Requirement:
Output the material below unchanged, apart from leaving out the pictures.

(Extracted records)
********************
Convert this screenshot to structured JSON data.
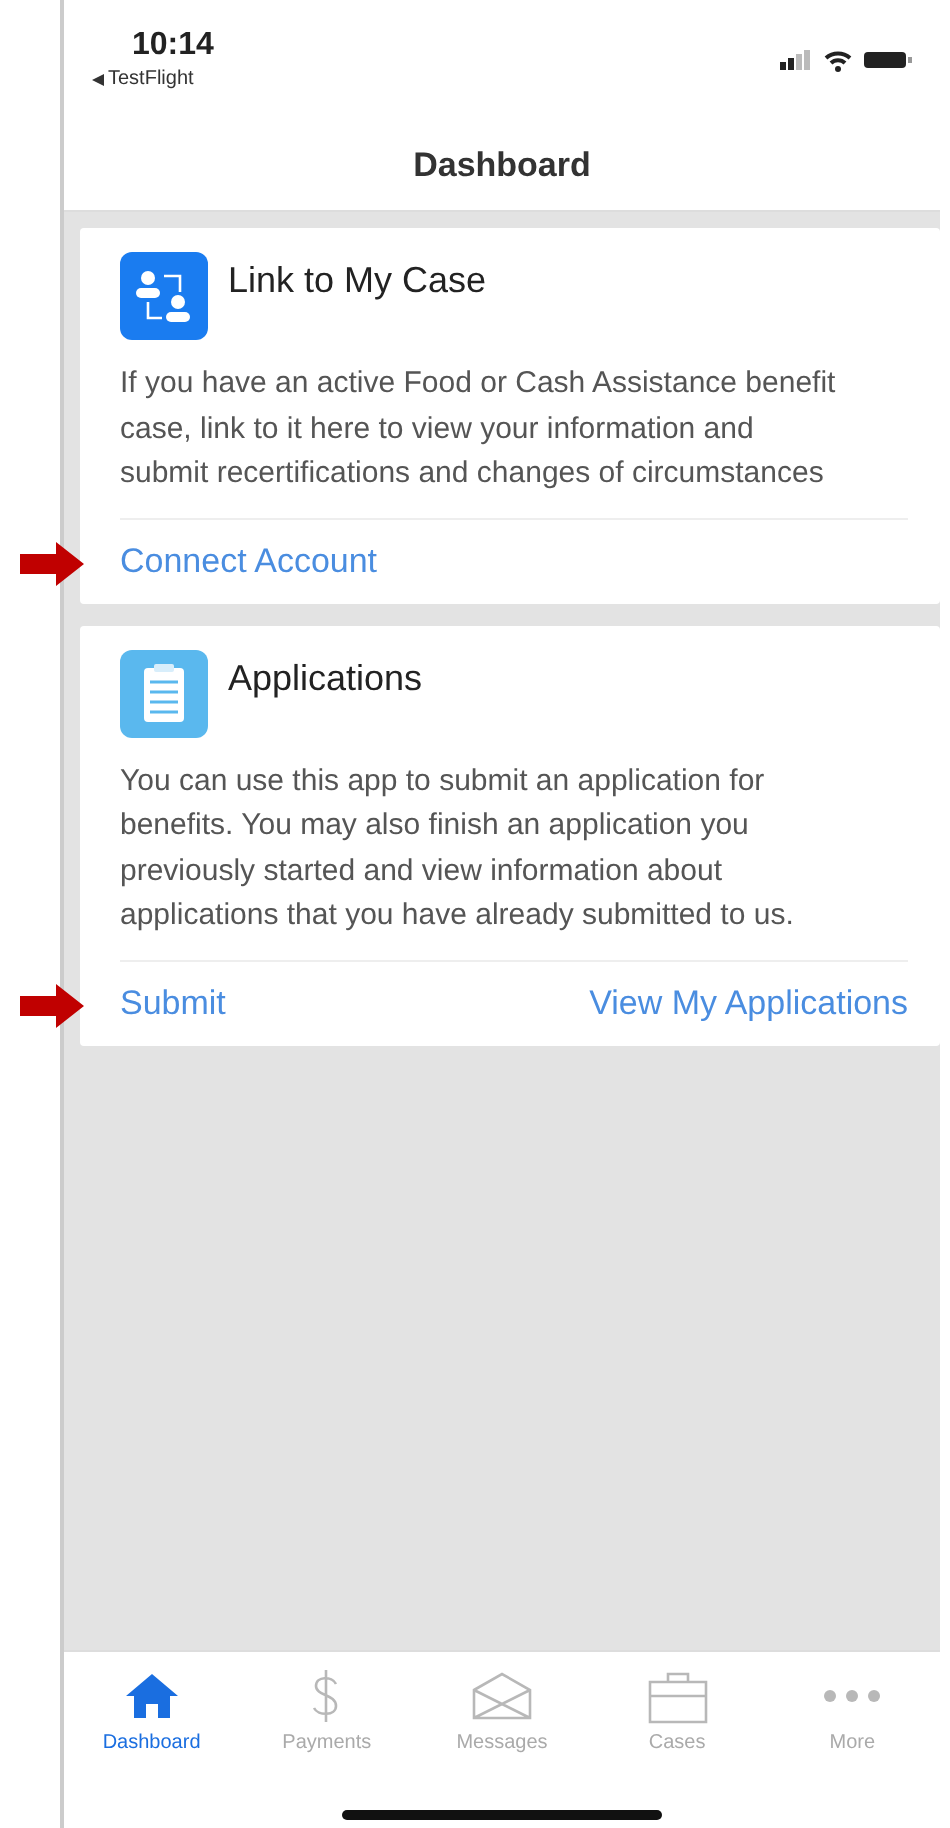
{
  "status_bar": {
    "time": "10:14",
    "back_label": "TestFlight"
  },
  "nav_bar": {
    "title": "Dashboard"
  },
  "cards": [
    {
      "title": "Link to My Case",
      "body": "If you have an active Food or Cash Assistance benefit case, link to it here to view your information and submit recertifications and changes of circumstances",
      "actions": [
        "Connect Account"
      ],
      "pointer_arrow": true
    },
    {
      "title": "Applications",
      "body": "You can use this app to submit an application for benefits. You may also finish an application you previously started and view information about applications that you have already submitted to us.",
      "actions": [
        "Submit",
        "View My Applications"
      ],
      "pointer_arrow": true
    }
  ],
  "tab_bar": [
    {
      "label": "Dashboard",
      "selected": true
    },
    {
      "label": "Payments",
      "selected": false
    },
    {
      "label": "Messages",
      "selected": false
    },
    {
      "label": "Cases",
      "selected": false
    },
    {
      "label": "More",
      "selected": false
    }
  ]
}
********************
Task response:
Convert this screenshot to structured JSON data.
{
  "status_bar": {
    "time": "10:14",
    "back_label": "TestFlight"
  },
  "nav_bar": {
    "title": "Dashboard"
  },
  "cards": [
    {
      "title": "Link to My Case",
      "body": "If you have an active Food or Cash Assistance benefit case, link to it here to view your information and submit recertifications and changes of circumstances",
      "actions": [
        "Connect Account"
      ],
      "pointer_arrow": true
    },
    {
      "title": "Applications",
      "body": "You can use this app to submit an application for benefits. You may also finish an application you previously started and view information about applications that you have already submitted to us.",
      "actions": [
        "Submit",
        "View My Applications"
      ],
      "pointer_arrow": true
    }
  ],
  "tab_bar": [
    {
      "label": "Dashboard",
      "selected": true
    },
    {
      "label": "Payments",
      "selected": false
    },
    {
      "label": "Messages",
      "selected": false
    },
    {
      "label": "Cases",
      "selected": false
    },
    {
      "label": "More",
      "selected": false
    }
  ]
}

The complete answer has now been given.